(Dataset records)
## Start

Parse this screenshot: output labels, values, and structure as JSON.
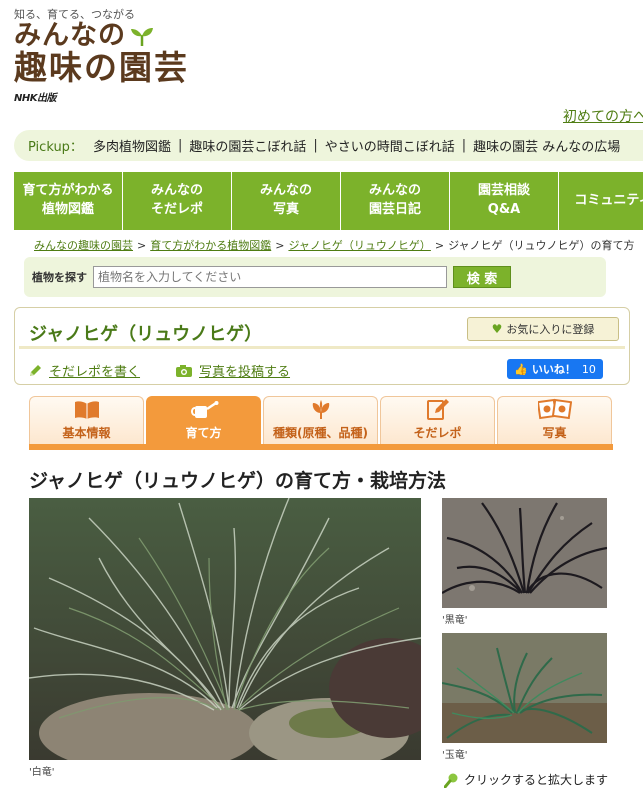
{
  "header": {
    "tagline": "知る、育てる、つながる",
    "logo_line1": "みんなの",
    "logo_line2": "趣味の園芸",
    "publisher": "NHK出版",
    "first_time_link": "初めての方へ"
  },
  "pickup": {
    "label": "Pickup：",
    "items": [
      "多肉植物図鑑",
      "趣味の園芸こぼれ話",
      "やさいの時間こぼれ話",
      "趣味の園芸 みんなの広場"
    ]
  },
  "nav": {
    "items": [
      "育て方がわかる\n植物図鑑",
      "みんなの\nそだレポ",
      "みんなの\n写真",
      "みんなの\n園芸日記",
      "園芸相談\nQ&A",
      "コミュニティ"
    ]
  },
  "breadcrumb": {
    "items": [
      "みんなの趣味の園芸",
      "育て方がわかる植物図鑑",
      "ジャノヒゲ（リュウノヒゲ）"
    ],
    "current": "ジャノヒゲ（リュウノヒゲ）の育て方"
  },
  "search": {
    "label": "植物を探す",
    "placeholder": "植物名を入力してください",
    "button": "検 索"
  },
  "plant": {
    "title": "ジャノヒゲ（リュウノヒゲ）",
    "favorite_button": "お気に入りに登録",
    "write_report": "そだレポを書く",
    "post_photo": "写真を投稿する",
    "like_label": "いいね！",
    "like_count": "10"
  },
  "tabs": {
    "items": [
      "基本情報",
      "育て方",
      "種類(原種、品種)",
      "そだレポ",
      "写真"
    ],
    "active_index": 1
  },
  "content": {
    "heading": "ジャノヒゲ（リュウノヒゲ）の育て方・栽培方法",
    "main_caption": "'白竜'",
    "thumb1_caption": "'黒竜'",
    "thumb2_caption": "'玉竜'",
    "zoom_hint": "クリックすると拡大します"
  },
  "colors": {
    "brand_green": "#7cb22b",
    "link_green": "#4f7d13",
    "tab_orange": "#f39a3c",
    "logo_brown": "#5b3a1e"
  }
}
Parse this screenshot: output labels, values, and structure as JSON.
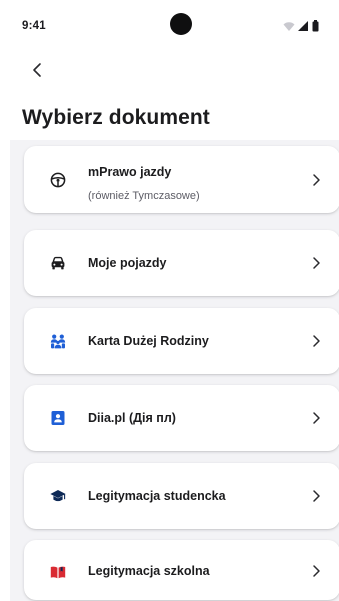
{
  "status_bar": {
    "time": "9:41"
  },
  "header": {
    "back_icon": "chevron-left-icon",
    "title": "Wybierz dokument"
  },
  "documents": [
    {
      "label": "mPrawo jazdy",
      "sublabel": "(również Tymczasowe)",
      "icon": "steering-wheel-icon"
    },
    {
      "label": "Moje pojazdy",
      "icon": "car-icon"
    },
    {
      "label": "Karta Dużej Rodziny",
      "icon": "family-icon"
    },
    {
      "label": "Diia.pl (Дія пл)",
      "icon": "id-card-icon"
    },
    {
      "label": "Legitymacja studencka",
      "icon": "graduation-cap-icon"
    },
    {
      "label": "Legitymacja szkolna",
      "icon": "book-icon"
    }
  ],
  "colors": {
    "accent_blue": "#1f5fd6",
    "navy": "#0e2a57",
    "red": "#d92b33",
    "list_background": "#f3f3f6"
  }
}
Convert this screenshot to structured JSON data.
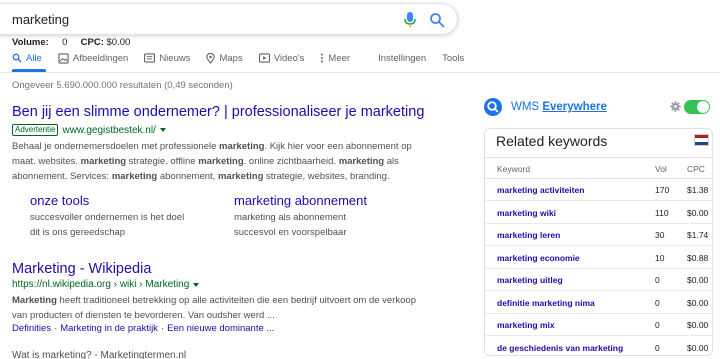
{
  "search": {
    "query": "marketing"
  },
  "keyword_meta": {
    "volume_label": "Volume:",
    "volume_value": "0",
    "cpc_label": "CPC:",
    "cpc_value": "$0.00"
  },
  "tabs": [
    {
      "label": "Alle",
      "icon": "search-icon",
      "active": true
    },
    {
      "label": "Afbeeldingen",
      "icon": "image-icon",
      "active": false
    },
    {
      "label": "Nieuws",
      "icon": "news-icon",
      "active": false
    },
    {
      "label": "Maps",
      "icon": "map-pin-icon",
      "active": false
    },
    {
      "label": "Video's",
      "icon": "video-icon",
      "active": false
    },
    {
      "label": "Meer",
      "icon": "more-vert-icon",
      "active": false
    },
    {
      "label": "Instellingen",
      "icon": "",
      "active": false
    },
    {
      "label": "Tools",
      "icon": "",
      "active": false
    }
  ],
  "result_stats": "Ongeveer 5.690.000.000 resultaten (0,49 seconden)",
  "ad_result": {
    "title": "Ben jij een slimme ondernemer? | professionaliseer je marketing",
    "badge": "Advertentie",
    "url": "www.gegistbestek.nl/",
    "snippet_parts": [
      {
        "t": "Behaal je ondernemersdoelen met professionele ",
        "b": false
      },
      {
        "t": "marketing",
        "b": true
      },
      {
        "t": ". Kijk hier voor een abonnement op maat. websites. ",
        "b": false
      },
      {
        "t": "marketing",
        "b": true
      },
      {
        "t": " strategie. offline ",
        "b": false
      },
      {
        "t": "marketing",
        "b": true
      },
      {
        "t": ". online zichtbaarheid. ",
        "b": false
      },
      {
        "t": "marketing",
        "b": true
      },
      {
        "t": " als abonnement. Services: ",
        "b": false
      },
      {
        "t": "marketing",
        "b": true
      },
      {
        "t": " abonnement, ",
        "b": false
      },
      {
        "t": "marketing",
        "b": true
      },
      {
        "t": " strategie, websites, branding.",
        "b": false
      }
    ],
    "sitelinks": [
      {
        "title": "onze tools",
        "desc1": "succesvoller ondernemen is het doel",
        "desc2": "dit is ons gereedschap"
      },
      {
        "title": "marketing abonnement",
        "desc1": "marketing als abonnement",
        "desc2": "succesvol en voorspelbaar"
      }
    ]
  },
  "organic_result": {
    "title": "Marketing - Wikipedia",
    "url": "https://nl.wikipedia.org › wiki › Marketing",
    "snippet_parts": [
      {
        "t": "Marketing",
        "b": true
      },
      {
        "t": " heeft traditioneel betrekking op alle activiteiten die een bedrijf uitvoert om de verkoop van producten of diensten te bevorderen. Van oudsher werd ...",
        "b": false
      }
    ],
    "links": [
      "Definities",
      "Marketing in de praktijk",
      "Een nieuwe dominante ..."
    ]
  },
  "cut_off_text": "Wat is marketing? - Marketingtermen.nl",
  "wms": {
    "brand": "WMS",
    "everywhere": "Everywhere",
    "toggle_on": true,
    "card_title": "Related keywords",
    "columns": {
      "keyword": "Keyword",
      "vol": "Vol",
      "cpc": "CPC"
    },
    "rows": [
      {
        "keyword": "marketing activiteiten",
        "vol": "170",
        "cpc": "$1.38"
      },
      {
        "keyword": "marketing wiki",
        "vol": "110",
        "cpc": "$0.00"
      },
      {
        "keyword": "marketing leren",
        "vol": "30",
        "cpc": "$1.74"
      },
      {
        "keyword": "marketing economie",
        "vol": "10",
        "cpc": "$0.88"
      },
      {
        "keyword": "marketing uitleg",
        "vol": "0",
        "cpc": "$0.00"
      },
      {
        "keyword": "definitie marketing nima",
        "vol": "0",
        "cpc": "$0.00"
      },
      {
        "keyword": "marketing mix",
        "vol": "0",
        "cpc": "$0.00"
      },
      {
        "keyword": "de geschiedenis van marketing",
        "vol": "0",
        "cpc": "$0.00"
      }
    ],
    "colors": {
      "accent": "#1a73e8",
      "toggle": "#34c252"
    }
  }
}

## End
## Start

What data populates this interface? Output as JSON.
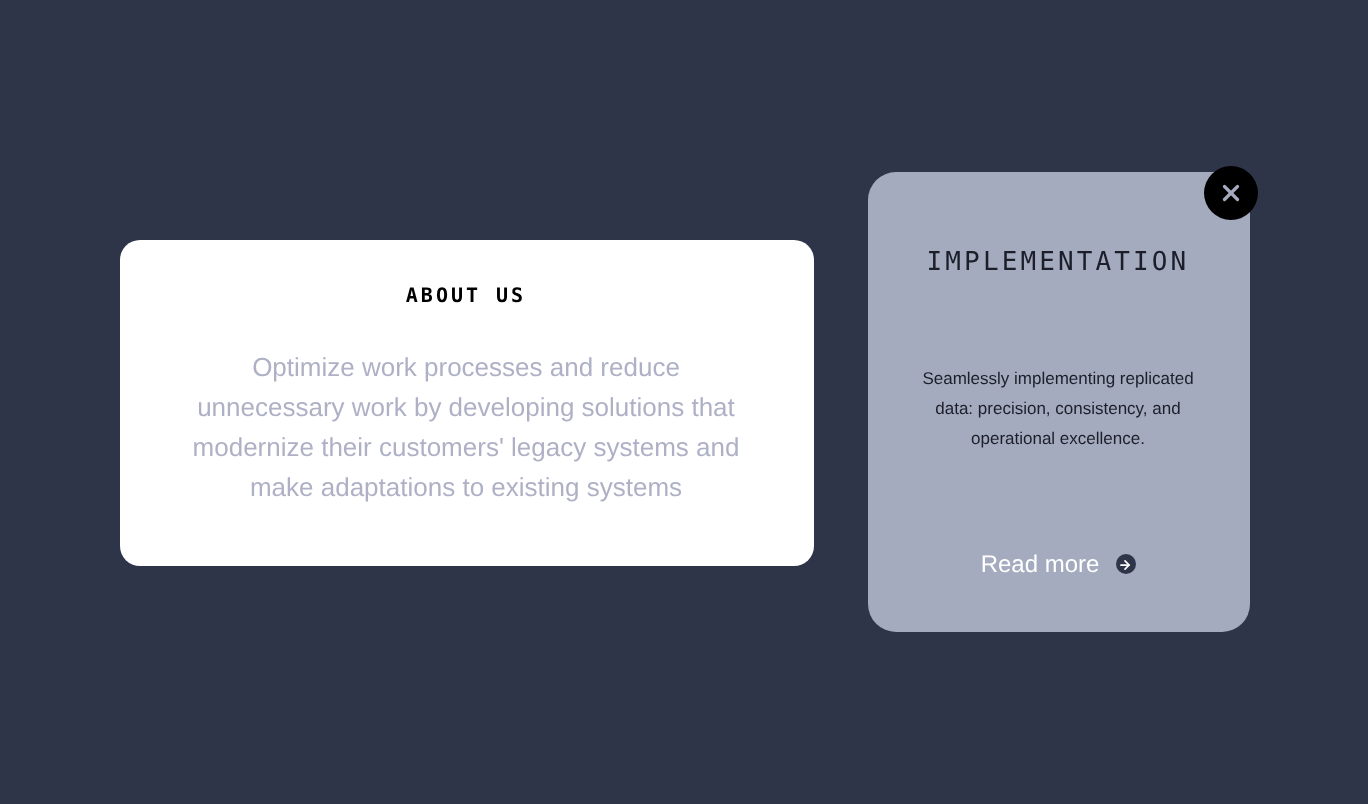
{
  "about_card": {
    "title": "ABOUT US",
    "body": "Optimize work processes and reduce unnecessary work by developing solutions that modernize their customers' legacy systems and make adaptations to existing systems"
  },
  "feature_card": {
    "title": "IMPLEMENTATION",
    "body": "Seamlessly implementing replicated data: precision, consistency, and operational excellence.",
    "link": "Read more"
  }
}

## End

THE TASK: Locate each line with the word "activiteiten" and copy it.

ANSWER:
        "t": " heeft traditioneel betrekking op alle activiteiten die een bedrijf uitvoert om de verkoop van producten of diensten te bevorderen. Van oudsher werd ...",
        "keyword": "marketing activiteiten",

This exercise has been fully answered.